*Challenge*:
Reproduce every entry below precisely; do not include the pictures.

(Rows from a figure dataset)
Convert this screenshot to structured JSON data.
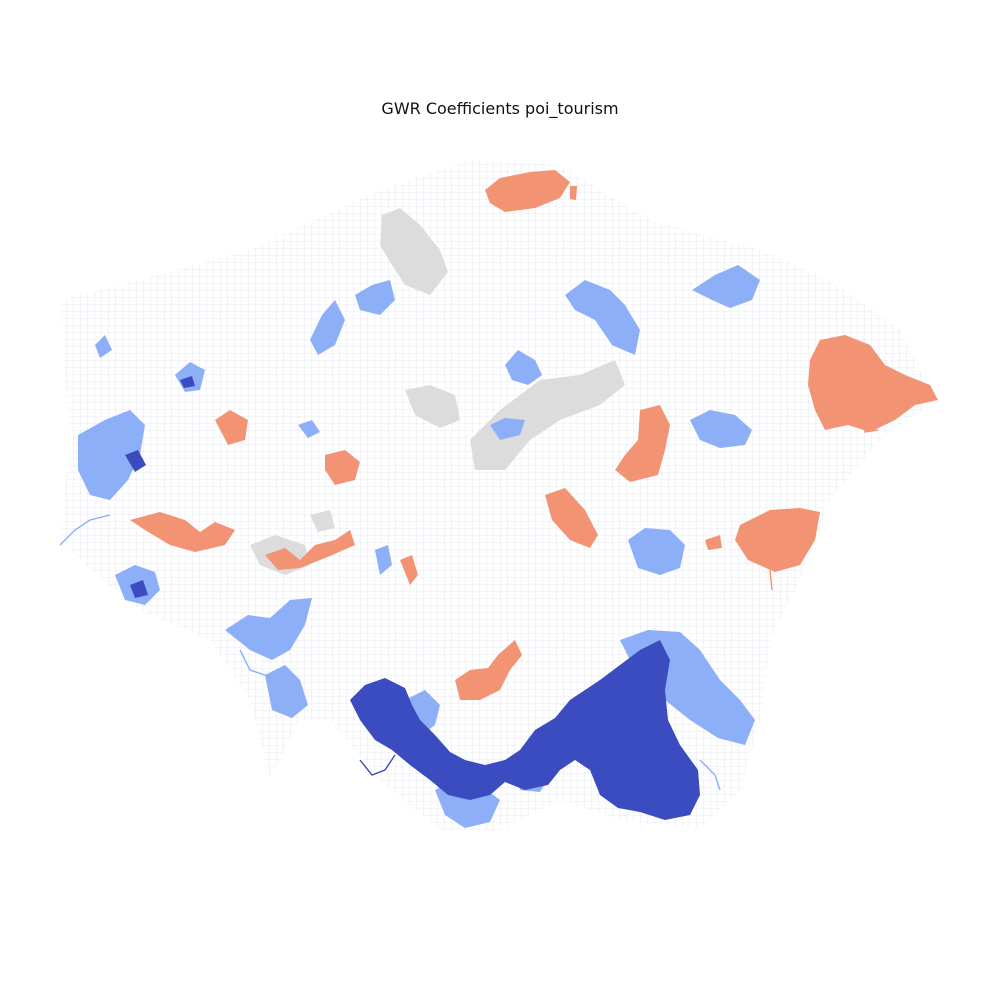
{
  "map": {
    "title": "GWR Coefficients poi_tourism",
    "classes": [
      {
        "key": "strong_negative",
        "color": "#3b4cc0"
      },
      {
        "key": "negative",
        "color": "#8caff8"
      },
      {
        "key": "neutral_gray",
        "color": "#dcdcdc"
      },
      {
        "key": "positive",
        "color": "#f29373"
      },
      {
        "key": "background_network",
        "color": "#eef0f6"
      }
    ]
  }
}
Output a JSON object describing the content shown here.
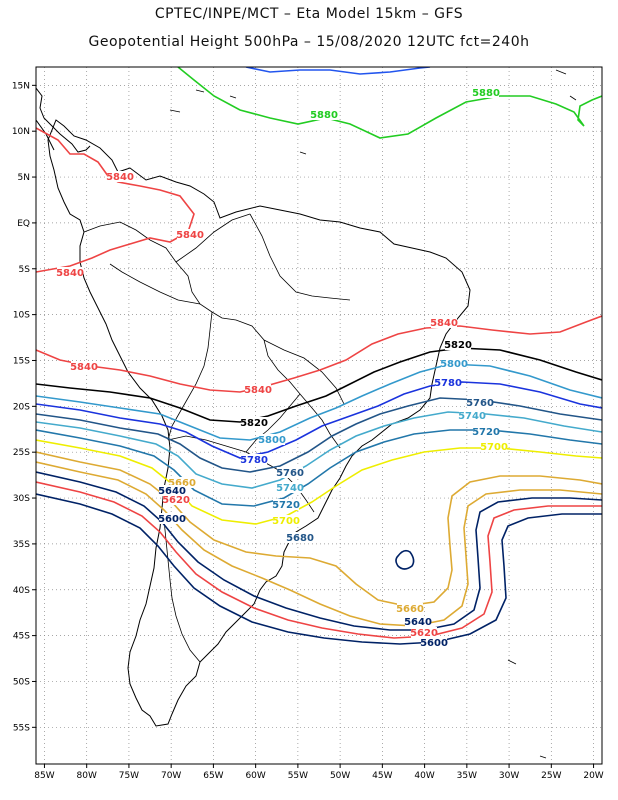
{
  "header": {
    "line1": "CPTEC/INPE/MCT –  Eta Model 15km – GFS",
    "line2": "Geopotential Height 500hPa – 15/08/2020 12UTC fct=240h"
  },
  "axes": {
    "lat_ticks": [
      "15N",
      "10N",
      "5N",
      "EQ",
      "5S",
      "10S",
      "15S",
      "20S",
      "25S",
      "30S",
      "35S",
      "40S",
      "45S",
      "50S",
      "55S"
    ],
    "lon_ticks": [
      "85W",
      "80W",
      "75W",
      "70W",
      "65W",
      "60W",
      "55W",
      "50W",
      "45W",
      "40W",
      "35W",
      "30W",
      "25W",
      "20W"
    ],
    "lat_range": [
      17,
      -59
    ],
    "lon_range": [
      -86,
      -19
    ],
    "grid": "dotted"
  },
  "colors": {
    "c5880": "#22cc22",
    "c5860": "#2255ee",
    "c5840": "#ee4444",
    "c5820": "#000000",
    "c5800": "#3399cc",
    "c5780": "#1a33dd",
    "c5760": "#225588",
    "c5740": "#44aacc",
    "c5720": "#2277aa",
    "c5700": "#eeee00",
    "c5680": "#ddaa33",
    "c5600": "#002266",
    "coast": "#000000"
  },
  "contour_labels": [
    {
      "id": "l5880a",
      "text": "5880"
    },
    {
      "id": "l5880b",
      "text": "5880"
    },
    {
      "id": "l5840a",
      "text": "5840"
    },
    {
      "id": "l5840b",
      "text": "5840"
    },
    {
      "id": "l5840c",
      "text": "5840"
    },
    {
      "id": "l5840d",
      "text": "5840"
    },
    {
      "id": "l5840e",
      "text": "5840"
    },
    {
      "id": "l5840f",
      "text": "5840"
    },
    {
      "id": "l5820a",
      "text": "5820"
    },
    {
      "id": "l5820b",
      "text": "5820"
    },
    {
      "id": "l5800a",
      "text": "5800"
    },
    {
      "id": "l5800b",
      "text": "5800"
    },
    {
      "id": "l5780a",
      "text": "5780"
    },
    {
      "id": "l5780b",
      "text": "5780"
    },
    {
      "id": "l5760a",
      "text": "5760"
    },
    {
      "id": "l5760b",
      "text": "5760"
    },
    {
      "id": "l5740a",
      "text": "5740"
    },
    {
      "id": "l5740b",
      "text": "5740"
    },
    {
      "id": "l5720a",
      "text": "5720"
    },
    {
      "id": "l5720b",
      "text": "5720"
    },
    {
      "id": "l5700a",
      "text": "5700"
    },
    {
      "id": "l5700b",
      "text": "5700"
    },
    {
      "id": "l5680a",
      "text": "5680"
    },
    {
      "id": "l5660a",
      "text": "5660"
    },
    {
      "id": "l5660b",
      "text": "5660"
    },
    {
      "id": "l5640a",
      "text": "5640"
    },
    {
      "id": "l5640b",
      "text": "5640"
    },
    {
      "id": "l5620a",
      "text": "5620"
    },
    {
      "id": "l5620b",
      "text": "5620"
    },
    {
      "id": "l5600a",
      "text": "5600"
    },
    {
      "id": "l5600b",
      "text": "5600"
    }
  ]
}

*Final result*:
Convert this screenshot to structured JSON data.
{
  "map": {
    "title": "GWR Coefficients poi_tourism",
    "classes": [
      {
        "key": "strong_negative",
        "color": "#3b4cc0"
      },
      {
        "key": "negative",
        "color": "#8caff8"
      },
      {
        "key": "neutral_gray",
        "color": "#dcdcdc"
      },
      {
        "key": "positive",
        "color": "#f29373"
      },
      {
        "key": "background_network",
        "color": "#eef0f6"
      }
    ]
  }
}
Output a JSON object describing the content shown here.
{
  "header": {
    "line1": "CPTEC/INPE/MCT –  Eta Model 15km – GFS",
    "line2": "Geopotential Height 500hPa – 15/08/2020 12UTC fct=240h"
  },
  "axes": {
    "lat_ticks": [
      "15N",
      "10N",
      "5N",
      "EQ",
      "5S",
      "10S",
      "15S",
      "20S",
      "25S",
      "30S",
      "35S",
      "40S",
      "45S",
      "50S",
      "55S"
    ],
    "lon_ticks": [
      "85W",
      "80W",
      "75W",
      "70W",
      "65W",
      "60W",
      "55W",
      "50W",
      "45W",
      "40W",
      "35W",
      "30W",
      "25W",
      "20W"
    ],
    "lat_range": [
      17,
      -59
    ],
    "lon_range": [
      -86,
      -19
    ],
    "grid": "dotted"
  },
  "colors": {
    "c5880": "#22cc22",
    "c5860": "#2255ee",
    "c5840": "#ee4444",
    "c5820": "#000000",
    "c5800": "#3399cc",
    "c5780": "#1a33dd",
    "c5760": "#225588",
    "c5740": "#44aacc",
    "c5720": "#2277aa",
    "c5700": "#eeee00",
    "c5680": "#ddaa33",
    "c5600": "#002266",
    "coast": "#000000"
  },
  "contour_labels": [
    {
      "id": "l5880a",
      "text": "5880"
    },
    {
      "id": "l5880b",
      "text": "5880"
    },
    {
      "id": "l5840a",
      "text": "5840"
    },
    {
      "id": "l5840b",
      "text": "5840"
    },
    {
      "id": "l5840c",
      "text": "5840"
    },
    {
      "id": "l5840d",
      "text": "5840"
    },
    {
      "id": "l5840e",
      "text": "5840"
    },
    {
      "id": "l5840f",
      "text": "5840"
    },
    {
      "id": "l5820a",
      "text": "5820"
    },
    {
      "id": "l5820b",
      "text": "5820"
    },
    {
      "id": "l5800a",
      "text": "5800"
    },
    {
      "id": "l5800b",
      "text": "5800"
    },
    {
      "id": "l5780a",
      "text": "5780"
    },
    {
      "id": "l5780b",
      "text": "5780"
    },
    {
      "id": "l5760a",
      "text": "5760"
    },
    {
      "id": "l5760b",
      "text": "5760"
    },
    {
      "id": "l5740a",
      "text": "5740"
    },
    {
      "id": "l5740b",
      "text": "5740"
    },
    {
      "id": "l5720a",
      "text": "5720"
    },
    {
      "id": "l5720b",
      "text": "5720"
    },
    {
      "id": "l5700a",
      "text": "5700"
    },
    {
      "id": "l5700b",
      "text": "5700"
    },
    {
      "id": "l5680a",
      "text": "5680"
    },
    {
      "id": "l5660a",
      "text": "5660"
    },
    {
      "id": "l5660b",
      "text": "5660"
    },
    {
      "id": "l5640a",
      "text": "5640"
    },
    {
      "id": "l5640b",
      "text": "5640"
    },
    {
      "id": "l5620a",
      "text": "5620"
    },
    {
      "id": "l5620b",
      "text": "5620"
    },
    {
      "id": "l5600a",
      "text": "5600"
    },
    {
      "id": "l5600b",
      "text": "5600"
    }
  ]
}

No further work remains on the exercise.